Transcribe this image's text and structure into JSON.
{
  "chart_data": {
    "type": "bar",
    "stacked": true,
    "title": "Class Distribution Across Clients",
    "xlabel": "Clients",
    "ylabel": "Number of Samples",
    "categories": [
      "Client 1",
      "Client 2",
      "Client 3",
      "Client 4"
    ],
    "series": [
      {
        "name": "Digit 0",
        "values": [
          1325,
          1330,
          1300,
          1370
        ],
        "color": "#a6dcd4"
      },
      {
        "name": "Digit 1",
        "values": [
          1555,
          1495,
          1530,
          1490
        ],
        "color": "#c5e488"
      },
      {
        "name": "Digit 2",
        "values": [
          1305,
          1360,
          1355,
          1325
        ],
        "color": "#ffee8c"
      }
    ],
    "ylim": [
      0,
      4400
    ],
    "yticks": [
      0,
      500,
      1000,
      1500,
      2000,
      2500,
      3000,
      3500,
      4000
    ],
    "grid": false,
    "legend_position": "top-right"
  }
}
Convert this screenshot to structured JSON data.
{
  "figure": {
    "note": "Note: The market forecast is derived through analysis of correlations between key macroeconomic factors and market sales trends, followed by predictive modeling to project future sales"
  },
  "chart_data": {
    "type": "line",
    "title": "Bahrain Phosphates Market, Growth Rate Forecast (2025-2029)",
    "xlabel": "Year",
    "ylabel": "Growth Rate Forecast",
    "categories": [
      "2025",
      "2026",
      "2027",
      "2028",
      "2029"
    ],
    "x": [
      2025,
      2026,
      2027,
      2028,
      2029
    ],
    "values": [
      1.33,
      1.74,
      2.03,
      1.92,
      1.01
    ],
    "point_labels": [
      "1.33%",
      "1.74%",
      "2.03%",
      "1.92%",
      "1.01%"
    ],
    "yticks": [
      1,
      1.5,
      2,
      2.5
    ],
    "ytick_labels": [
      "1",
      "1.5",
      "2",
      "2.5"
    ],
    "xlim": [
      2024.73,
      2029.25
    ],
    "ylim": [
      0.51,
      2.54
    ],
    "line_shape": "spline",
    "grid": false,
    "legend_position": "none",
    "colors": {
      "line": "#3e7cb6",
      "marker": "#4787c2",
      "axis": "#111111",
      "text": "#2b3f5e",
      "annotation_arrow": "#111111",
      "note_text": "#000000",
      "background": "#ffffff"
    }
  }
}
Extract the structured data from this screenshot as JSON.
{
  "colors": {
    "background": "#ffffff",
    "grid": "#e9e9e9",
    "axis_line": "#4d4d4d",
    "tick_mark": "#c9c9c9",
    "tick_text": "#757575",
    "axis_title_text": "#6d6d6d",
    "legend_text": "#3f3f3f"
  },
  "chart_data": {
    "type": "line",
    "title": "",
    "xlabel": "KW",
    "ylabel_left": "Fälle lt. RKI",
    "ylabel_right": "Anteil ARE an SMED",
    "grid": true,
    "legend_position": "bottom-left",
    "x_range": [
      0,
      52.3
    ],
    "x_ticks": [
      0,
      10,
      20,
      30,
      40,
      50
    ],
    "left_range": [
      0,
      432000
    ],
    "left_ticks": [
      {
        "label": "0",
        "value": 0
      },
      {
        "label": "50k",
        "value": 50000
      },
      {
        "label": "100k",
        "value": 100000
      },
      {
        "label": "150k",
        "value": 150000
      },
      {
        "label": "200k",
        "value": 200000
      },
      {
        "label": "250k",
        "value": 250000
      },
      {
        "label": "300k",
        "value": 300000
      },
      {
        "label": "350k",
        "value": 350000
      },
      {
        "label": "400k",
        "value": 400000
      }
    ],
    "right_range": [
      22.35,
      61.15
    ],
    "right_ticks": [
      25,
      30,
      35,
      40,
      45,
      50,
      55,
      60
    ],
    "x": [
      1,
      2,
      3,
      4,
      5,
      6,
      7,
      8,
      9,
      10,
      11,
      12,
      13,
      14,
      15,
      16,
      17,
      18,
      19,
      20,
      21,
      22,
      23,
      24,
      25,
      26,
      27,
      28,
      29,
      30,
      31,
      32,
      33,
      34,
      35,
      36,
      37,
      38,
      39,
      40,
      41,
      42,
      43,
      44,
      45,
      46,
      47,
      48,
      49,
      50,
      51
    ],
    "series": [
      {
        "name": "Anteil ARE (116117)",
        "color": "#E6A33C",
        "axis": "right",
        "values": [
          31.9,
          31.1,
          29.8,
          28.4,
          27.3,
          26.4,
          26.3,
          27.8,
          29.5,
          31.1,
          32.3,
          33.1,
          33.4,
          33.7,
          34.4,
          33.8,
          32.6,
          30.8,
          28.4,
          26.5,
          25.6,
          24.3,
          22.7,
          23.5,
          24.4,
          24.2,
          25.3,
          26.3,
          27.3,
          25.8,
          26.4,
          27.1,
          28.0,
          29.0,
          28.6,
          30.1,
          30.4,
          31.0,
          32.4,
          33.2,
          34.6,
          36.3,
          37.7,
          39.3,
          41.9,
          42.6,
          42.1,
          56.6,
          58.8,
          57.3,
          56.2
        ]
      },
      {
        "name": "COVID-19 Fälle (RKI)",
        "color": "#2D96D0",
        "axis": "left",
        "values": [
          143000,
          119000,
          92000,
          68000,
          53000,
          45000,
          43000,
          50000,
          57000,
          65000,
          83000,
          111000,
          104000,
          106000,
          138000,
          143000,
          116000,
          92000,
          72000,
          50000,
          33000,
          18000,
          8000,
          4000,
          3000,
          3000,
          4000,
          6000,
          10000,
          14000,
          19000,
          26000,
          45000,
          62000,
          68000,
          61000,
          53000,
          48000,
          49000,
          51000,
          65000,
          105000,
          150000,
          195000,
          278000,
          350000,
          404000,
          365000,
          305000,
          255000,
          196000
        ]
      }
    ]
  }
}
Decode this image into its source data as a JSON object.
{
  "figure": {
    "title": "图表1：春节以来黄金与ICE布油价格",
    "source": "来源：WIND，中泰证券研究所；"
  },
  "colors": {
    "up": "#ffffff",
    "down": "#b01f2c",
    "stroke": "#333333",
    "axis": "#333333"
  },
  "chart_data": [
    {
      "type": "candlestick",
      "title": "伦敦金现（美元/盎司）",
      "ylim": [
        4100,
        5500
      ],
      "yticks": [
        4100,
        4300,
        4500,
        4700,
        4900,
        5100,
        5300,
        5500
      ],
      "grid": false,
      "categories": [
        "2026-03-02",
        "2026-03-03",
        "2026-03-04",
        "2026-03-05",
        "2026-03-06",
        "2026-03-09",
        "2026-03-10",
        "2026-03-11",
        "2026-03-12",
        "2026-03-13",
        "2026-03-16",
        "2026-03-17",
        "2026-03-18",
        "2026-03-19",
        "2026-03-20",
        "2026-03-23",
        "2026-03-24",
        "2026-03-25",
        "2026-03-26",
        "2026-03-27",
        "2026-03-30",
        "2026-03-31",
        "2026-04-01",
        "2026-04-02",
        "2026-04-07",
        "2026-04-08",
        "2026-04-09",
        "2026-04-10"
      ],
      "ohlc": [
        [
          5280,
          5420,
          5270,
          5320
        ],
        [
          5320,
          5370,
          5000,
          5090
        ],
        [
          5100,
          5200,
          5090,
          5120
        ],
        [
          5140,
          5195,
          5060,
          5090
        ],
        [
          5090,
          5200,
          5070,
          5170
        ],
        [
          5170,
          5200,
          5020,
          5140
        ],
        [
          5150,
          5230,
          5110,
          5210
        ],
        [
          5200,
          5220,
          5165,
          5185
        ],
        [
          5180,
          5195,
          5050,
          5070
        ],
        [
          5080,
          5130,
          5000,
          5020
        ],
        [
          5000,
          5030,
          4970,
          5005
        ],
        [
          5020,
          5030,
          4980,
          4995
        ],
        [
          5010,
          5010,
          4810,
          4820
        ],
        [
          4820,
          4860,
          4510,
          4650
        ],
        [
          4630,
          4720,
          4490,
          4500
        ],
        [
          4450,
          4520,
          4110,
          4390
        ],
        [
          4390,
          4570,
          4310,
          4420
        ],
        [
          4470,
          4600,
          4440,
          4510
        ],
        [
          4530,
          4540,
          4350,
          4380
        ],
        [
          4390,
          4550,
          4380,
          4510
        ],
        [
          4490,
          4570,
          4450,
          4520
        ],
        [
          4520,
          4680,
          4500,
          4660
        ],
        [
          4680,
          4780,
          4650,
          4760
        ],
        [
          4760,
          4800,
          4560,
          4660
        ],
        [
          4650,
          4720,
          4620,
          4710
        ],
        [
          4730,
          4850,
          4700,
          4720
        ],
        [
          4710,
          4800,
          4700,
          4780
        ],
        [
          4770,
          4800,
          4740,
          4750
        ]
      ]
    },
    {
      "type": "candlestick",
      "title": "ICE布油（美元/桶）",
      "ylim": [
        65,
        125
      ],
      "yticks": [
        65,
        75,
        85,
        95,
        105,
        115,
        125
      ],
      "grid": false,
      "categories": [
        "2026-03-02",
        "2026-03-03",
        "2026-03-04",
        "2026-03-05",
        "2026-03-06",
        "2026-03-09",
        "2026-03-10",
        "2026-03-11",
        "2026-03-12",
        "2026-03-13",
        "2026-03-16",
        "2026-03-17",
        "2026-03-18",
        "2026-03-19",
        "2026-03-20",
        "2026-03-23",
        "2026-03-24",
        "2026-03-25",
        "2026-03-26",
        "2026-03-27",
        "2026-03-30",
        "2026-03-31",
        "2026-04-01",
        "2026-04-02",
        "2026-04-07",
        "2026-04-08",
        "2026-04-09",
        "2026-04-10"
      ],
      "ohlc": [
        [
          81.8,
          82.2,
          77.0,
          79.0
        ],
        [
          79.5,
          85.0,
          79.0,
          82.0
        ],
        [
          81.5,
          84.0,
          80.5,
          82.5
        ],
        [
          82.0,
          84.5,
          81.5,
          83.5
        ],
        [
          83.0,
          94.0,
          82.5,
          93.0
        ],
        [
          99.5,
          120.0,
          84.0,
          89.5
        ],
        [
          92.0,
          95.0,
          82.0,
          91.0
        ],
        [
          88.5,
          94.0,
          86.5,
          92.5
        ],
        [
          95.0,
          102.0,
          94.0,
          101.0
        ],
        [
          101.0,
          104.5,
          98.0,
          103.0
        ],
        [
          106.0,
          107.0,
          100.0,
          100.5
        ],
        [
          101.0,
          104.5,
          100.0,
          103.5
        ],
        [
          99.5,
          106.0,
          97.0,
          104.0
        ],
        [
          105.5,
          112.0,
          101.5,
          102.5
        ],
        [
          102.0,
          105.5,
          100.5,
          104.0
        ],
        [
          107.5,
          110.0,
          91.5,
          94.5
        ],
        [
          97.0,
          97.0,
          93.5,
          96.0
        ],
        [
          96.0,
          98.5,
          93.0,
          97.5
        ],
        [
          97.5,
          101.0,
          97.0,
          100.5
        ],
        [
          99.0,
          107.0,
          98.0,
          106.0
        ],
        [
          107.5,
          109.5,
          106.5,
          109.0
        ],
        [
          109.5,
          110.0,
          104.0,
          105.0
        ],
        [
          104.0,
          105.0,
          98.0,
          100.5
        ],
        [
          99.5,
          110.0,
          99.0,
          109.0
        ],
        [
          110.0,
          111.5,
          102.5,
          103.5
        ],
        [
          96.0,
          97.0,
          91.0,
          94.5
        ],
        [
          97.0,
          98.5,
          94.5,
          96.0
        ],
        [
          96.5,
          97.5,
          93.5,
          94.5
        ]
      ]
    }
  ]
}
◆ ◆ ◆ ◆ ◆
Description of the task:
Which lines above contain the word "structured"? Copy each of them.

Result below:
Convert this screenshot to structured JSON data.
Extract the structured data from this screenshot as JSON.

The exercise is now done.